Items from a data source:
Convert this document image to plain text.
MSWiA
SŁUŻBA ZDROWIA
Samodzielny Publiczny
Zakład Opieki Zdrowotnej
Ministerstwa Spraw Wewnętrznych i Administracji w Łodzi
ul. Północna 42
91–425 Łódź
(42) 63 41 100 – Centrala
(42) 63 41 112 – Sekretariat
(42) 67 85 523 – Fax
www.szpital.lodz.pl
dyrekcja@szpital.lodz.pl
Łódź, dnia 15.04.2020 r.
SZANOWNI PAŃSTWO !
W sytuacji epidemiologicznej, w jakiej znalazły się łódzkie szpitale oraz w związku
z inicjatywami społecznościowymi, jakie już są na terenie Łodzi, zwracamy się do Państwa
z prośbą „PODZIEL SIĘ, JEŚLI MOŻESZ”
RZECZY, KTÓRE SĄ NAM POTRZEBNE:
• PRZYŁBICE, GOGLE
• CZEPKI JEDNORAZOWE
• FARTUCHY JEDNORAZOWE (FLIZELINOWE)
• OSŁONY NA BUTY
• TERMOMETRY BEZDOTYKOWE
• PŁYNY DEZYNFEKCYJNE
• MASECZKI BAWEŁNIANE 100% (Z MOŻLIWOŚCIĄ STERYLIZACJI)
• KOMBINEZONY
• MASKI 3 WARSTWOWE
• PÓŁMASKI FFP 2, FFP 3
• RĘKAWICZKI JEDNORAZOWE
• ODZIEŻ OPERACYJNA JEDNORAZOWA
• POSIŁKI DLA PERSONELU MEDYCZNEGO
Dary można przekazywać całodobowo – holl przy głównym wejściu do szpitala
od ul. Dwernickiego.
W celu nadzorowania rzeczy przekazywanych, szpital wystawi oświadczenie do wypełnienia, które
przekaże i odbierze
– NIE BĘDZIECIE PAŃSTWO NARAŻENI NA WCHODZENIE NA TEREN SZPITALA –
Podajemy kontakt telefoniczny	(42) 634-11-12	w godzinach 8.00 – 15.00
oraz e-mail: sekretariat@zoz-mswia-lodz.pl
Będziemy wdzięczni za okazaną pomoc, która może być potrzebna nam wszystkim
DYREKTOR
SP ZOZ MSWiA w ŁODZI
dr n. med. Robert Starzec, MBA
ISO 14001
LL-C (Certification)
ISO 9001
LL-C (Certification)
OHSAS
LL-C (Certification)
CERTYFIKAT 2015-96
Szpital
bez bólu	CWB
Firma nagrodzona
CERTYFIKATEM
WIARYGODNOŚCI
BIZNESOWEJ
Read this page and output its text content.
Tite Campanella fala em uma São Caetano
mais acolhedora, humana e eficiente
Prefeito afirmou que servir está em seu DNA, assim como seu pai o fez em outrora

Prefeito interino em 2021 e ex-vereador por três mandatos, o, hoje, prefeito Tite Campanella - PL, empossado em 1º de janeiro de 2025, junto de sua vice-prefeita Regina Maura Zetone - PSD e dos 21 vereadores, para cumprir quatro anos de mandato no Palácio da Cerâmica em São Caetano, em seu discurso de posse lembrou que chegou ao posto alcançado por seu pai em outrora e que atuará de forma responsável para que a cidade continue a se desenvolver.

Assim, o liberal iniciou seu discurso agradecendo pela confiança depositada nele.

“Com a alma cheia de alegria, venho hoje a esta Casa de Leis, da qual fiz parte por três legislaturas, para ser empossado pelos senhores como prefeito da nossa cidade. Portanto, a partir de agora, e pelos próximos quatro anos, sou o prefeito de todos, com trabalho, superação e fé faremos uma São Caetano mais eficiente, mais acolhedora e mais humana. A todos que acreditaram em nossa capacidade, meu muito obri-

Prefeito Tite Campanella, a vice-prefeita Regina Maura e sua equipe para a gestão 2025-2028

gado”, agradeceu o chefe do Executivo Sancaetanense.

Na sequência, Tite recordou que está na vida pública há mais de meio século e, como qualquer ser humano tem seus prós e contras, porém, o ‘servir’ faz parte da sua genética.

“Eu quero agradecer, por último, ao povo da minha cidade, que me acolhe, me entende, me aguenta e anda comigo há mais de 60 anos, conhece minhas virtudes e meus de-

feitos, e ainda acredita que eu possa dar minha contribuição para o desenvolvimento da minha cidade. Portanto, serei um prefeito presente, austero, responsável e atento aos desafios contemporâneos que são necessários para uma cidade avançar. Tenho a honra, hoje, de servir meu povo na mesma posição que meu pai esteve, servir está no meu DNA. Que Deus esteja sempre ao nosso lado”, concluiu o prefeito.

• **Task instructions**
Where a line of the entries contains the word "outrora", copy that line.

• **Exercise response**
Prefeito afirmou que servir está em seu DNA, assim como seu pai o fez em outrora
Prefeito interino em 2021 e ex-vereador por três mandatos, o, hoje, prefeito Tite Campanella - PL, empossado em 1º de janeiro de 2025, junto de sua vice-prefeita Regina Maura Zetone - PSD e dos 21 vereadores, para cumprir quatro anos de mandato no Palácio da Cerâmica em São Caetano, em seu discurso de posse lembrou que chegou ao posto alcançado por seu pai em outrora e que atuará de forma responsável para que a cidade continue a se desenvolver.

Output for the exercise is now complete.